◆ **Exercise requirements**:
Locate the word "Absorber" in the data below, then copy every line that holds it.
= = = =
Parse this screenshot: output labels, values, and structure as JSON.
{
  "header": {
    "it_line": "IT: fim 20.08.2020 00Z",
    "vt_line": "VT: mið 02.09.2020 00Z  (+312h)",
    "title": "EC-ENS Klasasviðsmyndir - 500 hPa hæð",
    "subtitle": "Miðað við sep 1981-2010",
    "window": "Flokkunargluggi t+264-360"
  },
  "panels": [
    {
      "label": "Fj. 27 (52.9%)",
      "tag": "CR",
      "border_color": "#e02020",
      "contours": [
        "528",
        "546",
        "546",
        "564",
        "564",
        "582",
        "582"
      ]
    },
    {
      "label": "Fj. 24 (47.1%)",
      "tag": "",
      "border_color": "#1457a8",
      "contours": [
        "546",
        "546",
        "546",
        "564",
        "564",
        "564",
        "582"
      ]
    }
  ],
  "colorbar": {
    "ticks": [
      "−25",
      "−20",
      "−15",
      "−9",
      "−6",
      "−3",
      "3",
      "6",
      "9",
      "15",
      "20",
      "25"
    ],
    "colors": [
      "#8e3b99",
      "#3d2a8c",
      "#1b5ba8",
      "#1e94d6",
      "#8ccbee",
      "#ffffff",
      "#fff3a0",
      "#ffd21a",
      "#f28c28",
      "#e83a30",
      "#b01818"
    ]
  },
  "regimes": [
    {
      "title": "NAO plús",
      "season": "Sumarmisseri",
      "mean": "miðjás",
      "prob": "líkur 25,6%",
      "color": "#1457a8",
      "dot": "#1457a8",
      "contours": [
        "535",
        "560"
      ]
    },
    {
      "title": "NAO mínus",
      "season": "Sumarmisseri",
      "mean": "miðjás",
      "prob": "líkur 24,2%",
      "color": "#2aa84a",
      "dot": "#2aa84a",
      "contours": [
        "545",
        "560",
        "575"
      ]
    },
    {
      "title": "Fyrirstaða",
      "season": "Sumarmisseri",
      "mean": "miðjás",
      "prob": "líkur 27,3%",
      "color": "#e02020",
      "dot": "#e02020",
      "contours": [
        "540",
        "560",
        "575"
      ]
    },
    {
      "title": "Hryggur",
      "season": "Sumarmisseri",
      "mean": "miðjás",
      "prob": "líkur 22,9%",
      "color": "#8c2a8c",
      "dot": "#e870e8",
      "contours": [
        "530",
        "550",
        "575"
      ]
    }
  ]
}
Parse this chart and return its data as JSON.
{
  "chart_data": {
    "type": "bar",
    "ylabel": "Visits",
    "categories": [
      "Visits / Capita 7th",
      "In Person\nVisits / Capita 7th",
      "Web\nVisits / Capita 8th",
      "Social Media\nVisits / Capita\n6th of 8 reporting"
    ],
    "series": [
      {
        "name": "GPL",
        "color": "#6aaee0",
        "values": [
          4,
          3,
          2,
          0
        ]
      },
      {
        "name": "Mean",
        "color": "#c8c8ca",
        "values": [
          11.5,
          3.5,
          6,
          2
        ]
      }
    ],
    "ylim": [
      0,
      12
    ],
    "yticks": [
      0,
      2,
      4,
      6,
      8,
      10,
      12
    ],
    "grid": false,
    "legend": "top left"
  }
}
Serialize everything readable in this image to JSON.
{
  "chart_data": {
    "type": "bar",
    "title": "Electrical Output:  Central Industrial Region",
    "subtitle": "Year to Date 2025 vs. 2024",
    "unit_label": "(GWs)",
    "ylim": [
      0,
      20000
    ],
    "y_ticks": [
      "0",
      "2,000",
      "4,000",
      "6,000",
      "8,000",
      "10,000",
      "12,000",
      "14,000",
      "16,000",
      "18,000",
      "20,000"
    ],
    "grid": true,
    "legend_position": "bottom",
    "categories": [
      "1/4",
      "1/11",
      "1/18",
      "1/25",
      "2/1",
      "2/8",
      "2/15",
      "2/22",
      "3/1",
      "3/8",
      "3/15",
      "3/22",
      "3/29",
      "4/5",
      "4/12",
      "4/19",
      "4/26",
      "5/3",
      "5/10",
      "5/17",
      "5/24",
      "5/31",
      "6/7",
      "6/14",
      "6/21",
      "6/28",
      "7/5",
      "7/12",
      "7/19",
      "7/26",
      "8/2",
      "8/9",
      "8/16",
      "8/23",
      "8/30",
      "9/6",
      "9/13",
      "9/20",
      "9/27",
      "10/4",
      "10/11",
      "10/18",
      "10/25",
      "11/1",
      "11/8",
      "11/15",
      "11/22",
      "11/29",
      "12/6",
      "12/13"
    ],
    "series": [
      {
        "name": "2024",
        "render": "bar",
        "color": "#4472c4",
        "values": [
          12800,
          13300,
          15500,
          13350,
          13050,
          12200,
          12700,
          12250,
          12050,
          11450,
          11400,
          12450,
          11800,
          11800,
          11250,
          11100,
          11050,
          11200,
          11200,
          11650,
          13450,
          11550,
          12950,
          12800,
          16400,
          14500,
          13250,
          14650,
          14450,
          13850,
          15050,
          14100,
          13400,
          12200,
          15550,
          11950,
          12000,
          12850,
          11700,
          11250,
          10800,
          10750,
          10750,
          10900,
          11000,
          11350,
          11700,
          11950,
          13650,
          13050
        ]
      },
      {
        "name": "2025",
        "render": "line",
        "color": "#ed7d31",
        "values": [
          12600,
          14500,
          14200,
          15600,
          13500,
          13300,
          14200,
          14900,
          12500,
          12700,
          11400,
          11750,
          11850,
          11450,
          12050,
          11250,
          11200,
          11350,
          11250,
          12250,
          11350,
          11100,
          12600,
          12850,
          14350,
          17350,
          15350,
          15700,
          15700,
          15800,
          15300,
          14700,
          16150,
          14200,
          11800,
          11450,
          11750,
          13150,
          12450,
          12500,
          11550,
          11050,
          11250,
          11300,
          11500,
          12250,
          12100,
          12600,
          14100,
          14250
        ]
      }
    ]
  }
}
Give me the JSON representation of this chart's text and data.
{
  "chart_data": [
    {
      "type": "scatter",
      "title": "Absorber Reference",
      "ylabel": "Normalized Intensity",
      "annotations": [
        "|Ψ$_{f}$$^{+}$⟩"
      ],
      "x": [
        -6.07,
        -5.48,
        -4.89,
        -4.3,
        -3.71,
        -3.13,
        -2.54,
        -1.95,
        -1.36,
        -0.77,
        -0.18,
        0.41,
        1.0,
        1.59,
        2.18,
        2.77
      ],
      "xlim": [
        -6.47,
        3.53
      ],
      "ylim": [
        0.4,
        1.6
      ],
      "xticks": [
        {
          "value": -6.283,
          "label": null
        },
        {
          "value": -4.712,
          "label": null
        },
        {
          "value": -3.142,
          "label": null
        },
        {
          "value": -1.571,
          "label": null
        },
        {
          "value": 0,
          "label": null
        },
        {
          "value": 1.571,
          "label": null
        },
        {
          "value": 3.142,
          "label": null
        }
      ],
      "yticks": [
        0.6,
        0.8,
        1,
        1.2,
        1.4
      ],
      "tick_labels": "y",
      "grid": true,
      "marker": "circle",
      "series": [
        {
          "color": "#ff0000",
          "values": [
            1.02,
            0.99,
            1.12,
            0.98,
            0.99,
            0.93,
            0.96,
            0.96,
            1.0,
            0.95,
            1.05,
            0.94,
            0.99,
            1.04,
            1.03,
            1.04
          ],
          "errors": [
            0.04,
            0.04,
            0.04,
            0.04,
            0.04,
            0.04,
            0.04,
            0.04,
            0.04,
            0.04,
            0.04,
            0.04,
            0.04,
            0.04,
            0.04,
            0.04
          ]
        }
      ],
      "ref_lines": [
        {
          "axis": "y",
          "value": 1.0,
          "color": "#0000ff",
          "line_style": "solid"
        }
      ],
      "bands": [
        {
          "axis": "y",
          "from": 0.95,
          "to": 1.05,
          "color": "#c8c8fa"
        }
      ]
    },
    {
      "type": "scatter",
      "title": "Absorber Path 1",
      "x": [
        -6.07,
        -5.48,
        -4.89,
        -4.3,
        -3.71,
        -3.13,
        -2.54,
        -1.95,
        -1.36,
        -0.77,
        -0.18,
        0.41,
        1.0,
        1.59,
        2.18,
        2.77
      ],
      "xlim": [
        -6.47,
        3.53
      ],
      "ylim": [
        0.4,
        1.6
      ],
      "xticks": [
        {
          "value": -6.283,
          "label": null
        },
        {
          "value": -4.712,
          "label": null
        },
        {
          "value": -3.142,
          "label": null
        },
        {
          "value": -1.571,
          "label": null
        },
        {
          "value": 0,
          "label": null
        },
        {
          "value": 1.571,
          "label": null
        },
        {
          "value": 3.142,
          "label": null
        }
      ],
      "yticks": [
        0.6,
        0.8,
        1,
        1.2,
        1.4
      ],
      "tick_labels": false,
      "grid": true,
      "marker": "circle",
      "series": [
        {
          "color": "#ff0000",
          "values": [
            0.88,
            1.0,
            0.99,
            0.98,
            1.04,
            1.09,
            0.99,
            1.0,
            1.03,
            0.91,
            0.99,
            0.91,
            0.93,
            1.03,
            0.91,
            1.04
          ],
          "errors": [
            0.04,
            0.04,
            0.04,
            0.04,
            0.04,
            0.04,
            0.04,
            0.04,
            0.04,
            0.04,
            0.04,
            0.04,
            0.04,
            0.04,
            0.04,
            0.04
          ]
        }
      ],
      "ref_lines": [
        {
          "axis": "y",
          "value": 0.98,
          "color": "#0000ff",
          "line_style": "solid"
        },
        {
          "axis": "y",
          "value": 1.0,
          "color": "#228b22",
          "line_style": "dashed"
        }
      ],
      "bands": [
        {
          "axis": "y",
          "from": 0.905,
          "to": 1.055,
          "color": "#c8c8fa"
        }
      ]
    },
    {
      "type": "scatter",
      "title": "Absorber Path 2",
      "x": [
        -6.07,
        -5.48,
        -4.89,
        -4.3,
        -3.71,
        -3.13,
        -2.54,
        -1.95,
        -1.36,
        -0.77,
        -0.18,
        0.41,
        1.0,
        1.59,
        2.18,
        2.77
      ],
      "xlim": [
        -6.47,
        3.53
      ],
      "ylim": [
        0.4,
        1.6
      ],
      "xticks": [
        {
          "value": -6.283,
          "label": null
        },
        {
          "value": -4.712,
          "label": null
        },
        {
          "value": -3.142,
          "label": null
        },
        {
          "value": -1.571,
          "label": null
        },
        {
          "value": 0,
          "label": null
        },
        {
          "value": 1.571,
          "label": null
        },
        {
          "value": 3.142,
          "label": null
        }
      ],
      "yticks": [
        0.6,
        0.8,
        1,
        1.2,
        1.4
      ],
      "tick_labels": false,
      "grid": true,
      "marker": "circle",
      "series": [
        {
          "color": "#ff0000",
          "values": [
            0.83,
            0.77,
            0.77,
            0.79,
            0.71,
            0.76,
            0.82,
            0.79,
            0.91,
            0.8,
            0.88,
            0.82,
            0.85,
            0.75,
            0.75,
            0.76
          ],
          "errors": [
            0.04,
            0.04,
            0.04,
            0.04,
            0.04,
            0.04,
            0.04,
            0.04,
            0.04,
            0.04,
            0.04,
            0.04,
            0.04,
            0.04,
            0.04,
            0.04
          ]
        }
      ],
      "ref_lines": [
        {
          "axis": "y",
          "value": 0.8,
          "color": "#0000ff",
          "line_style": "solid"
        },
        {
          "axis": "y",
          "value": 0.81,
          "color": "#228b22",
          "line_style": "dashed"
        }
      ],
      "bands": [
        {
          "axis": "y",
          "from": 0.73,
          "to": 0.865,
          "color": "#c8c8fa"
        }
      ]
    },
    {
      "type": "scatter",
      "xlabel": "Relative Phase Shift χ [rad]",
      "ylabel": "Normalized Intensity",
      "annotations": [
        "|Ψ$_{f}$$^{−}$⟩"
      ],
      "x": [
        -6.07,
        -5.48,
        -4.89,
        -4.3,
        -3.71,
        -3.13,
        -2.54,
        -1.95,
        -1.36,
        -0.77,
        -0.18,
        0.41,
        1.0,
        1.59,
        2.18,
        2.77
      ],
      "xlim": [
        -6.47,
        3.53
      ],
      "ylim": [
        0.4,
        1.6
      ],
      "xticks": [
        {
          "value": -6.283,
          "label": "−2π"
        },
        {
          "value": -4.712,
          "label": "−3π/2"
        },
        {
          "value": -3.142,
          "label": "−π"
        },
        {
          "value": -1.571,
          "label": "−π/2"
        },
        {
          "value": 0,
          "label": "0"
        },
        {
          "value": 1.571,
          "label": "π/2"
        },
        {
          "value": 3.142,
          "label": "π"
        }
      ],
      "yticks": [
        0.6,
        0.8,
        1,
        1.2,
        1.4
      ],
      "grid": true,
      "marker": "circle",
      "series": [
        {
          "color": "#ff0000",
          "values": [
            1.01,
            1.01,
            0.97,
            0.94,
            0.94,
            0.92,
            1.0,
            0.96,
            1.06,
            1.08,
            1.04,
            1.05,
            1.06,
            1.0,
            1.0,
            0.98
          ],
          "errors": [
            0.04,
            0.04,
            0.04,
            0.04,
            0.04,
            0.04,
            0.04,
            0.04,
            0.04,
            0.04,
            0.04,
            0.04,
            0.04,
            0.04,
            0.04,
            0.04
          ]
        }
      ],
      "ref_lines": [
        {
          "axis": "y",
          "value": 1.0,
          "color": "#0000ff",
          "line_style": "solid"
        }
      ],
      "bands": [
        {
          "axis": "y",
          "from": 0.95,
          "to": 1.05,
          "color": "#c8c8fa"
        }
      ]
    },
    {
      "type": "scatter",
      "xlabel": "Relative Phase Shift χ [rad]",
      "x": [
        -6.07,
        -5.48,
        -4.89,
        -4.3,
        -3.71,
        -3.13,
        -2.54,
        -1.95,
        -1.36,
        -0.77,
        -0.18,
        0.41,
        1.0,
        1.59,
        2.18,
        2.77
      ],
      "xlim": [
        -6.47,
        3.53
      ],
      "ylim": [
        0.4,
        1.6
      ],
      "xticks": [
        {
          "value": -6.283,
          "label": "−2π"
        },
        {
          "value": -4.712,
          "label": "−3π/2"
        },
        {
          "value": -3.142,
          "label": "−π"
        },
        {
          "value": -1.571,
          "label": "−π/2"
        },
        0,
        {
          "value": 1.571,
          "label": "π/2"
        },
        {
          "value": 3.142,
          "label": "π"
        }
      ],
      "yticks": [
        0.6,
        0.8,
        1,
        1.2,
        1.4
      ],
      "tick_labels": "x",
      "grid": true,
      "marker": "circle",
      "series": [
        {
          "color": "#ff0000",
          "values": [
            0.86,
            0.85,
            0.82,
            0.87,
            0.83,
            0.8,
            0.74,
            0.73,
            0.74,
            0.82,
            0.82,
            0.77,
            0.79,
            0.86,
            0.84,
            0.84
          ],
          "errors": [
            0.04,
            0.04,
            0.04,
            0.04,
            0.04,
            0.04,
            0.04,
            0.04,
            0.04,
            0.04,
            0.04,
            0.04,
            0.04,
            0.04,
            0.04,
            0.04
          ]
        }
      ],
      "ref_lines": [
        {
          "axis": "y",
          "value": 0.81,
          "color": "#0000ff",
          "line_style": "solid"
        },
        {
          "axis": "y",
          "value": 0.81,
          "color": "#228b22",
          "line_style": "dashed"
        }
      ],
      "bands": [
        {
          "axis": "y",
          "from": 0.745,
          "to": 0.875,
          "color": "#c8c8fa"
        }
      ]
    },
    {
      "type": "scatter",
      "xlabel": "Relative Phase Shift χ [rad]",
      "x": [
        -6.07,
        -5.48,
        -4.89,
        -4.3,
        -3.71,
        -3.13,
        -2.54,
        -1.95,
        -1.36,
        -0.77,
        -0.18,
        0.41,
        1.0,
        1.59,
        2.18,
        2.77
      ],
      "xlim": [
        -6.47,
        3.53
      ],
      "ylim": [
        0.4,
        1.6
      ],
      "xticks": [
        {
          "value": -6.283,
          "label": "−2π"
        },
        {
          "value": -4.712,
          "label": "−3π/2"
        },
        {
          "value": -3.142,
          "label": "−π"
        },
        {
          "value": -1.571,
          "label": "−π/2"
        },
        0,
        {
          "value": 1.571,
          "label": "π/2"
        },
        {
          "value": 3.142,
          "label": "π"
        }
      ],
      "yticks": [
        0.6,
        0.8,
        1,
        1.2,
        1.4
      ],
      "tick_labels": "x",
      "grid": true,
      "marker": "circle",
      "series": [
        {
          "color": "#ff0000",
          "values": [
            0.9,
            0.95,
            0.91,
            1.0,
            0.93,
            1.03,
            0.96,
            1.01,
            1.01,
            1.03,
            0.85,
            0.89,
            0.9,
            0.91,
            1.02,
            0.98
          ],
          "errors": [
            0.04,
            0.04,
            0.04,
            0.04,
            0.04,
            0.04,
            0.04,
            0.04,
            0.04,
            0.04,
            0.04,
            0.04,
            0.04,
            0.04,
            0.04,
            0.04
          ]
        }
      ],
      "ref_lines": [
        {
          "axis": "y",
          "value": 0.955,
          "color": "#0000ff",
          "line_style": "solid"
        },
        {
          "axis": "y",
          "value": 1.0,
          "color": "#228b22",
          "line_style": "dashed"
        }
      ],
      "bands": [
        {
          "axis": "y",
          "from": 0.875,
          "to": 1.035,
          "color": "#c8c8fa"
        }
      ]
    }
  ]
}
= = = =
◆ **Completed task**:
      "title": "Absorber Reference",
      "title": "Absorber Path 1",
      "title": "Absorber Path 2",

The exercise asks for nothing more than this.